## Goal
Transcribe every record that appears below, exactly and in full.

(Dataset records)
## Begin

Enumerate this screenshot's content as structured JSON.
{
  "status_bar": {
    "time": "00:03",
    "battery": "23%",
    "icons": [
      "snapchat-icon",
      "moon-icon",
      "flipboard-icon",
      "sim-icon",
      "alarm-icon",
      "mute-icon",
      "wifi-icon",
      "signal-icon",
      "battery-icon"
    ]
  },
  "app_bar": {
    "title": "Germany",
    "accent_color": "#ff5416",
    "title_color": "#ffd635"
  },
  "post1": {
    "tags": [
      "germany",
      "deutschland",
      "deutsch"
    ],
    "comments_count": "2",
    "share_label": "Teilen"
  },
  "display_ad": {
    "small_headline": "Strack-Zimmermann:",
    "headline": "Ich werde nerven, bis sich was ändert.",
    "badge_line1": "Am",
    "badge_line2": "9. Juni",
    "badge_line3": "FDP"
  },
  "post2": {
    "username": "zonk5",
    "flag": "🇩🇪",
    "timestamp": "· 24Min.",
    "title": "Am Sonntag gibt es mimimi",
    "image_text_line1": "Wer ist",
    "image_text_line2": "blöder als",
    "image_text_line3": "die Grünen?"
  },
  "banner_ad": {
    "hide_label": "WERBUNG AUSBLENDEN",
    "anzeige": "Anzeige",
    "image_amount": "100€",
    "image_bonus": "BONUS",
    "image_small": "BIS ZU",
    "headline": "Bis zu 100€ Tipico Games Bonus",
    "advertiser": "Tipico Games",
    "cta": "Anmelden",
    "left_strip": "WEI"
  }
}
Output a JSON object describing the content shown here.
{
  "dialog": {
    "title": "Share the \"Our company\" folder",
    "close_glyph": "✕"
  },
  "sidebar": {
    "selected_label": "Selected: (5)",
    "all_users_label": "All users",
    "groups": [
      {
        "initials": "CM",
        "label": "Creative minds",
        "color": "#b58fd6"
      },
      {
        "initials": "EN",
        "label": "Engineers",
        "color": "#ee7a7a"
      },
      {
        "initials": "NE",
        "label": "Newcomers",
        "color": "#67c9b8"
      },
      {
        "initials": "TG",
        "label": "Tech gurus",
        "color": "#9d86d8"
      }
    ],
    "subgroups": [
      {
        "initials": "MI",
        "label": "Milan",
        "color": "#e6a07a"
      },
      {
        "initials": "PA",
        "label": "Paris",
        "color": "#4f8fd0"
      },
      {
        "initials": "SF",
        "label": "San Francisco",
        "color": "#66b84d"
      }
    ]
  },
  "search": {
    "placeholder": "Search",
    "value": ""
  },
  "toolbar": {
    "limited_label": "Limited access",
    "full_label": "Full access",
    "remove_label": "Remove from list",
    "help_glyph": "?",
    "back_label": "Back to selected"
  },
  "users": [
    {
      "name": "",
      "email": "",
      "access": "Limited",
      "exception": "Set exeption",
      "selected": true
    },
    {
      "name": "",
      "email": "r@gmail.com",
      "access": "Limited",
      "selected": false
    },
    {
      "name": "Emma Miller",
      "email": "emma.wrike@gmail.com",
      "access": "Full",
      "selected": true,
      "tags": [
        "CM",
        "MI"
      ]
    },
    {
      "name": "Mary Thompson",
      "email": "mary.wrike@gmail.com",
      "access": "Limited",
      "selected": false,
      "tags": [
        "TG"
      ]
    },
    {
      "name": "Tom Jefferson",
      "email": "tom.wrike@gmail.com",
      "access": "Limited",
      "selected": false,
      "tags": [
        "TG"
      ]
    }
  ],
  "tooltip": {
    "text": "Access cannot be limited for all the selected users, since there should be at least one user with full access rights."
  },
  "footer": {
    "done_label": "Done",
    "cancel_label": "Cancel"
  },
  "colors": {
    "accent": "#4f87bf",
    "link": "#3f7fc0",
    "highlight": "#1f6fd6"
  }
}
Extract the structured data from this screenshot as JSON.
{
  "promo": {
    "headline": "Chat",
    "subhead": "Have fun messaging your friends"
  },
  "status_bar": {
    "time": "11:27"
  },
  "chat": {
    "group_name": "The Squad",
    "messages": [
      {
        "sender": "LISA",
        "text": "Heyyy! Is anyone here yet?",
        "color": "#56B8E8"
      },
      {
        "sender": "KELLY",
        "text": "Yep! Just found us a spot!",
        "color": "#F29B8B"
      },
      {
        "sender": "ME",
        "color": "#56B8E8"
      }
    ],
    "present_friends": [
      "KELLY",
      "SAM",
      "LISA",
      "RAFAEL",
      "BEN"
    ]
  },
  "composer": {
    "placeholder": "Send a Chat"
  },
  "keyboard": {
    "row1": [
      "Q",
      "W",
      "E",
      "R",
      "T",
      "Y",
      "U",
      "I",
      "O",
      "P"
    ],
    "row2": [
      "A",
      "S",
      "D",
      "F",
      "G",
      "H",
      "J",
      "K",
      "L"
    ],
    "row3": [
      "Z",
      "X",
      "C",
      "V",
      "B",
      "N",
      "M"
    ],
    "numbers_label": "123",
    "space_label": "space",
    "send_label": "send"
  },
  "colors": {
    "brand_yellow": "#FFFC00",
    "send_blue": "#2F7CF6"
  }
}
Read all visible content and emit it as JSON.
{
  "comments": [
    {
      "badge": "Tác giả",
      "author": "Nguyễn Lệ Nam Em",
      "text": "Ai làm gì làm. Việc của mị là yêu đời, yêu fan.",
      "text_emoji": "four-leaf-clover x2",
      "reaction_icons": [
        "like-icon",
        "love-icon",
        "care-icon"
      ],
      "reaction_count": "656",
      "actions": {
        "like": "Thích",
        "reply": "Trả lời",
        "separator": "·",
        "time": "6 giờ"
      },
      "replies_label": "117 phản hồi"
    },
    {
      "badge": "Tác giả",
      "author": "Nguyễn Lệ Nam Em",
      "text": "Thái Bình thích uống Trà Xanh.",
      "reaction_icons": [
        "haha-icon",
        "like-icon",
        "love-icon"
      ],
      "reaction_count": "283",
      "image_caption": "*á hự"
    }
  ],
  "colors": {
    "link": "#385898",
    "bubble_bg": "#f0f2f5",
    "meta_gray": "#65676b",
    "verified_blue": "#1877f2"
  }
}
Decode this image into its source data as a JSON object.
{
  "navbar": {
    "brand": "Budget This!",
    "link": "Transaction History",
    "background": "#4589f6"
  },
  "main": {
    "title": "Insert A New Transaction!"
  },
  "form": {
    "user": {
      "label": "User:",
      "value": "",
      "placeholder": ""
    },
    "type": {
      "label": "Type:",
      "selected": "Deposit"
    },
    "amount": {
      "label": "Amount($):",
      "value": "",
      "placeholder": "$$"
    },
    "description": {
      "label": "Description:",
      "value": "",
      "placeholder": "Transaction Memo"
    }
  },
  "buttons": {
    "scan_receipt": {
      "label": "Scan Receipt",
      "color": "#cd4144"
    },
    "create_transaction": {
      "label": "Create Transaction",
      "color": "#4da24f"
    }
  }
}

## End

## Exercise result
Enumerate this screenshot's content as structured JSON.
{
  "status_bar": {
    "time": "00:03",
    "battery": "23%",
    "icons": [
      "snapchat-icon",
      "moon-icon",
      "flipboard-icon",
      "sim-icon",
      "alarm-icon",
      "mute-icon",
      "wifi-icon",
      "signal-icon",
      "battery-icon"
    ]
  },
  "app_bar": {
    "title": "Germany",
    "accent_color": "#ff5416",
    "title_color": "#ffd635"
  },
  "post1": {
    "tags": [
      "germany",
      "deutschland",
      "deutsch"
    ],
    "comments_count": "2",
    "share_label": "Teilen"
  },
  "display_ad": {
    "small_headline": "Strack-Zimmermann:",
    "headline": "Ich werde nerven, bis sich was ändert.",
    "badge_line1": "Am",
    "badge_line2": "9. Juni",
    "badge_line3": "FDP"
  },
  "post2": {
    "username": "zonk5",
    "flag": "🇩🇪",
    "timestamp": "· 24Min.",
    "title": "Am Sonntag gibt es mimimi",
    "image_text_line1": "Wer ist",
    "image_text_line2": "blöder als",
    "image_text_line3": "die Grünen?"
  },
  "banner_ad": {
    "hide_label": "WERBUNG AUSBLENDEN",
    "anzeige": "Anzeige",
    "image_amount": "100€",
    "image_bonus": "BONUS",
    "image_small": "BIS ZU",
    "headline": "Bis zu 100€ Tipico Games Bonus",
    "advertiser": "Tipico Games",
    "cta": "Anmelden",
    "left_strip": "WEI"
  }
}
Output a JSON object describing the content shown here.
{
  "dialog": {
    "title": "Share the \"Our company\" folder",
    "close_glyph": "✕"
  },
  "sidebar": {
    "selected_label": "Selected: (5)",
    "all_users_label": "All users",
    "groups": [
      {
        "initials": "CM",
        "label": "Creative minds",
        "color": "#b58fd6"
      },
      {
        "initials": "EN",
        "label": "Engineers",
        "color": "#ee7a7a"
      },
      {
        "initials": "NE",
        "label": "Newcomers",
        "color": "#67c9b8"
      },
      {
        "initials": "TG",
        "label": "Tech gurus",
        "color": "#9d86d8"
      }
    ],
    "subgroups": [
      {
        "initials": "MI",
        "label": "Milan",
        "color": "#e6a07a"
      },
      {
        "initials": "PA",
        "label": "Paris",
        "color": "#4f8fd0"
      },
      {
        "initials": "SF",
        "label": "San Francisco",
        "color": "#66b84d"
      }
    ]
  },
  "search": {
    "placeholder": "Search",
    "value": ""
  },
  "toolbar": {
    "limited_label": "Limited access",
    "full_label": "Full access",
    "remove_label": "Remove from list",
    "help_glyph": "?",
    "back_label": "Back to selected"
  },
  "users": [
    {
      "name": "",
      "email": "",
      "access": "Limited",
      "exception": "Set exeption",
      "selected": true
    },
    {
      "name": "",
      "email": "r@gmail.com",
      "access": "Limited",
      "selected": false
    },
    {
      "name": "Emma Miller",
      "email": "emma.wrike@gmail.com",
      "access": "Full",
      "selected": true,
      "tags": [
        "CM",
        "MI"
      ]
    },
    {
      "name": "Mary Thompson",
      "email": "mary.wrike@gmail.com",
      "access": "Limited",
      "selected": false,
      "tags": [
        "TG"
      ]
    },
    {
      "name": "Tom Jefferson",
      "email": "tom.wrike@gmail.com",
      "access": "Limited",
      "selected": false,
      "tags": [
        "TG"
      ]
    }
  ],
  "tooltip": {
    "text": "Access cannot be limited for all the selected users, since there should be at least one user with full access rights."
  },
  "footer": {
    "done_label": "Done",
    "cancel_label": "Cancel"
  },
  "colors": {
    "accent": "#4f87bf",
    "link": "#3f7fc0",
    "highlight": "#1f6fd6"
  }
}
Extract the structured data from this screenshot as JSON.
{
  "promo": {
    "headline": "Chat",
    "subhead": "Have fun messaging your friends"
  },
  "status_bar": {
    "time": "11:27"
  },
  "chat": {
    "group_name": "The Squad",
    "messages": [
      {
        "sender": "LISA",
        "text": "Heyyy! Is anyone here yet?",
        "color": "#56B8E8"
      },
      {
        "sender": "KELLY",
        "text": "Yep! Just found us a spot!",
        "color": "#F29B8B"
      },
      {
        "sender": "ME",
        "color": "#56B8E8"
      }
    ],
    "present_friends": [
      "KELLY",
      "SAM",
      "LISA",
      "RAFAEL",
      "BEN"
    ]
  },
  "composer": {
    "placeholder": "Send a Chat"
  },
  "keyboard": {
    "row1": [
      "Q",
      "W",
      "E",
      "R",
      "T",
      "Y",
      "U",
      "I",
      "O",
      "P"
    ],
    "row2": [
      "A",
      "S",
      "D",
      "F",
      "G",
      "H",
      "J",
      "K",
      "L"
    ],
    "row3": [
      "Z",
      "X",
      "C",
      "V",
      "B",
      "N",
      "M"
    ],
    "numbers_label": "123",
    "space_label": "space",
    "send_label": "send"
  },
  "colors": {
    "brand_yellow": "#FFFC00",
    "send_blue": "#2F7CF6"
  }
}
Read all visible content and emit it as JSON.
{
  "comments": [
    {
      "badge": "Tác giả",
      "author": "Nguyễn Lệ Nam Em",
      "text": "Ai làm gì làm. Việc của mị là yêu đời, yêu fan.",
      "text_emoji": "four-leaf-clover x2",
      "reaction_icons": [
        "like-icon",
        "love-icon",
        "care-icon"
      ],
      "reaction_count": "656",
      "actions": {
        "like": "Thích",
        "reply": "Trả lời",
        "separator": "·",
        "time": "6 giờ"
      },
      "replies_label": "117 phản hồi"
    },
    {
      "badge": "Tác giả",
      "author": "Nguyễn Lệ Nam Em",
      "text": "Thái Bình thích uống Trà Xanh.",
      "reaction_icons": [
        "haha-icon",
        "like-icon",
        "love-icon"
      ],
      "reaction_count": "283",
      "image_caption": "*á hự"
    }
  ],
  "colors": {
    "link": "#385898",
    "bubble_bg": "#f0f2f5",
    "meta_gray": "#65676b",
    "verified_blue": "#1877f2"
  }
}
Decode this image into its source data as a JSON object.
{
  "navbar": {
    "brand": "Budget This!",
    "link": "Transaction History",
    "background": "#4589f6"
  },
  "main": {
    "title": "Insert A New Transaction!"
  },
  "form": {
    "user": {
      "label": "User:",
      "value": "",
      "placeholder": ""
    },
    "type": {
      "label": "Type:",
      "selected": "Deposit"
    },
    "amount": {
      "label": "Amount($):",
      "value": "",
      "placeholder": "$$"
    },
    "description": {
      "label": "Description:",
      "value": "",
      "placeholder": "Transaction Memo"
    }
  },
  "buttons": {
    "scan_receipt": {
      "label": "Scan Receipt",
      "color": "#cd4144"
    },
    "create_transaction": {
      "label": "Create Transaction",
      "color": "#4da24f"
    }
  }
}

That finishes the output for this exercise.